A block of data
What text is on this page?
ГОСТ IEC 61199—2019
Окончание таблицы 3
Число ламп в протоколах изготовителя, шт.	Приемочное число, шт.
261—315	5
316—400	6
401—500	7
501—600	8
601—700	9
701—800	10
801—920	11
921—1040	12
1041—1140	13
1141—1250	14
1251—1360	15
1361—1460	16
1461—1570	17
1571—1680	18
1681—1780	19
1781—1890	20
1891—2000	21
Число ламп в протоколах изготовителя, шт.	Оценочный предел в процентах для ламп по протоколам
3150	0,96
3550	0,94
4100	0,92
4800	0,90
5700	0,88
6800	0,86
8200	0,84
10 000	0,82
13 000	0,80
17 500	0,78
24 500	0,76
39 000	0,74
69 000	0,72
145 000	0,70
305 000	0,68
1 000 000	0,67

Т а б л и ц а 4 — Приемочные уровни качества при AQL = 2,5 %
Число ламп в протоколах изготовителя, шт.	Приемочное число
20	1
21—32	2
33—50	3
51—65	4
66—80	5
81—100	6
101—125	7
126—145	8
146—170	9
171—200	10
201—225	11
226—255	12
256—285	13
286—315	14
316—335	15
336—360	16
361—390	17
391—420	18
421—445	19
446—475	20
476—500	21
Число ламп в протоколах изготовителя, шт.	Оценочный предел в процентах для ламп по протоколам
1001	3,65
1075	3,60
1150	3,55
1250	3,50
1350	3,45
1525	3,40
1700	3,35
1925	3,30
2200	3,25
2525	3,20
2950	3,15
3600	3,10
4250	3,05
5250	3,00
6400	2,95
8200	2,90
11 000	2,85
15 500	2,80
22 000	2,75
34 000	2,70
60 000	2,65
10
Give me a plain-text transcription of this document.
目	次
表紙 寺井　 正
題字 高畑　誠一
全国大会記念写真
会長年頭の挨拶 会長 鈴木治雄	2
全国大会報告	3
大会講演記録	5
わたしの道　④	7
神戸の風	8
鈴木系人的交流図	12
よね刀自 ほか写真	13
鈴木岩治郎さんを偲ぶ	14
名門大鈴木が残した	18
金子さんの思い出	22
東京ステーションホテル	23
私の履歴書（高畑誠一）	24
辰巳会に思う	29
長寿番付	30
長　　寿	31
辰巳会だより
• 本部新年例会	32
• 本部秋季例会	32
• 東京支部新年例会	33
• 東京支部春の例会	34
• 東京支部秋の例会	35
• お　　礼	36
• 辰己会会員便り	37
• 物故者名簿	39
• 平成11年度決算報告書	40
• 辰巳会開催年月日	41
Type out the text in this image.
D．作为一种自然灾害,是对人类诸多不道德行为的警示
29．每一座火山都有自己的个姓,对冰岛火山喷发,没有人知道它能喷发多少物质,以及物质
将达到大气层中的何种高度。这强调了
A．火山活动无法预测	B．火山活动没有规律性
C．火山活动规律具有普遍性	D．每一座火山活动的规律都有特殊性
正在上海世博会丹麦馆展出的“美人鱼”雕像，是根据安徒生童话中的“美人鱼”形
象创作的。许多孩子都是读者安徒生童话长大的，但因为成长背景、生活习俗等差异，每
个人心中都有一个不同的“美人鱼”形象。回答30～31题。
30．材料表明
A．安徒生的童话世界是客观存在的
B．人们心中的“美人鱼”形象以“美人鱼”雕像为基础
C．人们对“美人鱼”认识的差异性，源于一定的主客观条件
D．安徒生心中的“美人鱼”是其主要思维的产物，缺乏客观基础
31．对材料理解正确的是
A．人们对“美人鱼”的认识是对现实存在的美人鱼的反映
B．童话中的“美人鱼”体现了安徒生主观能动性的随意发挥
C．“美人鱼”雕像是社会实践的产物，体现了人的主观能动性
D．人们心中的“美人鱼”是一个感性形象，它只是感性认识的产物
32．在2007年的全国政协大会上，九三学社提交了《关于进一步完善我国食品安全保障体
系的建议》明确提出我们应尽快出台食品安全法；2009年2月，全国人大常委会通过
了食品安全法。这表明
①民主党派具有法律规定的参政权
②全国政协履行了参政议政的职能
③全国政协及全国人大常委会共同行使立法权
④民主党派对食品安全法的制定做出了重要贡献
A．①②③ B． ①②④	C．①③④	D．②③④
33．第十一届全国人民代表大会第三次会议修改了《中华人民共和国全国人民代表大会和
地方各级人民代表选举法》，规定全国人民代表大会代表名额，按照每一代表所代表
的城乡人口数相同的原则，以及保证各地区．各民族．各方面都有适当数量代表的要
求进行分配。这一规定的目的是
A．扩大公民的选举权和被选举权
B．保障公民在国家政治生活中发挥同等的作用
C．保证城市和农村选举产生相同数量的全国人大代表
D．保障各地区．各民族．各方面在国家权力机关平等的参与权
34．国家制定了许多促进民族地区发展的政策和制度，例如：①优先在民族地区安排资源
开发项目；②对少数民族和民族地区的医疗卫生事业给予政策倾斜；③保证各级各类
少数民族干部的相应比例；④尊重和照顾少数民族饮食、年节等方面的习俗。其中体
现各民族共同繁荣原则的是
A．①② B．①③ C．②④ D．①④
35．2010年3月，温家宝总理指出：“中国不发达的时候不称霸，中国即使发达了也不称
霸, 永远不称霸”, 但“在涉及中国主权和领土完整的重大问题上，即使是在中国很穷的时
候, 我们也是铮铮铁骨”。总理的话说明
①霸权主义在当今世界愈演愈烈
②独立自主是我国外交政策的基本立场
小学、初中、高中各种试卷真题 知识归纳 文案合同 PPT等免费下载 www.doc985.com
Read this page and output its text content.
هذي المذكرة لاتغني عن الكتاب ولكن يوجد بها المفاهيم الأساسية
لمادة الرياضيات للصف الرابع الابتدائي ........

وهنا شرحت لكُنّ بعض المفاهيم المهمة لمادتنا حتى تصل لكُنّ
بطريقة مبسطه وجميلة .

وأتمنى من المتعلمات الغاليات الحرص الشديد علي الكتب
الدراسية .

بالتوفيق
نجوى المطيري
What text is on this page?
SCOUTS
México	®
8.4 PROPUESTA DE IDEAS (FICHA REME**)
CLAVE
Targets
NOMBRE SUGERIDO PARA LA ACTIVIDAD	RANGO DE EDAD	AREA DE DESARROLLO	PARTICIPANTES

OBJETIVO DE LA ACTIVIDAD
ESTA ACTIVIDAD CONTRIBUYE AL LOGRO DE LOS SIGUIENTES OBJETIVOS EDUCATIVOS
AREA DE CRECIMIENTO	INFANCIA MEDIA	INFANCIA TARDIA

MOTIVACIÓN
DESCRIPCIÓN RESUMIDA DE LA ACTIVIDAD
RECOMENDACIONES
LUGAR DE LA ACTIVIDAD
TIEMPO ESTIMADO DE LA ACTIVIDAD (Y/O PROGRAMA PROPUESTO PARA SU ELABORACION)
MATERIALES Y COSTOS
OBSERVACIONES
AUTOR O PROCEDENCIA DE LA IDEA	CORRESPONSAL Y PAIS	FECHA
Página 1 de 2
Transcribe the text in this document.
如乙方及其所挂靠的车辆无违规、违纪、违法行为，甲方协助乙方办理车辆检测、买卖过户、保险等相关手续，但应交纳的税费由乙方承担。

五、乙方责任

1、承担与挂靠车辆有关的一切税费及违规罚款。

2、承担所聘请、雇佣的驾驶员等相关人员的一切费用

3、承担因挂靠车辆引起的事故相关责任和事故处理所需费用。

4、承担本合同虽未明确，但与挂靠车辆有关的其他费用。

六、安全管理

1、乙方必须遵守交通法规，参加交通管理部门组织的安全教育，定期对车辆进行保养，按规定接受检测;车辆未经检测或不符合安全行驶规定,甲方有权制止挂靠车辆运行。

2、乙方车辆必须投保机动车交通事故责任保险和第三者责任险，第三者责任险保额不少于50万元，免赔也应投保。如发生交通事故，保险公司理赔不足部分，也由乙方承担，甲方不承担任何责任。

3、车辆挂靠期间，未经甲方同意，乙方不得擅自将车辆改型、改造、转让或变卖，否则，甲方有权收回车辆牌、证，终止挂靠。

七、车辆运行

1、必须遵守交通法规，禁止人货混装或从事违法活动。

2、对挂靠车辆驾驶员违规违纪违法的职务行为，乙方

Stated goal: Pick out each line containing "document" and report it.

Output for this exercise:
Give me a plain-text transcription of this document.
Transcribe the text in this document.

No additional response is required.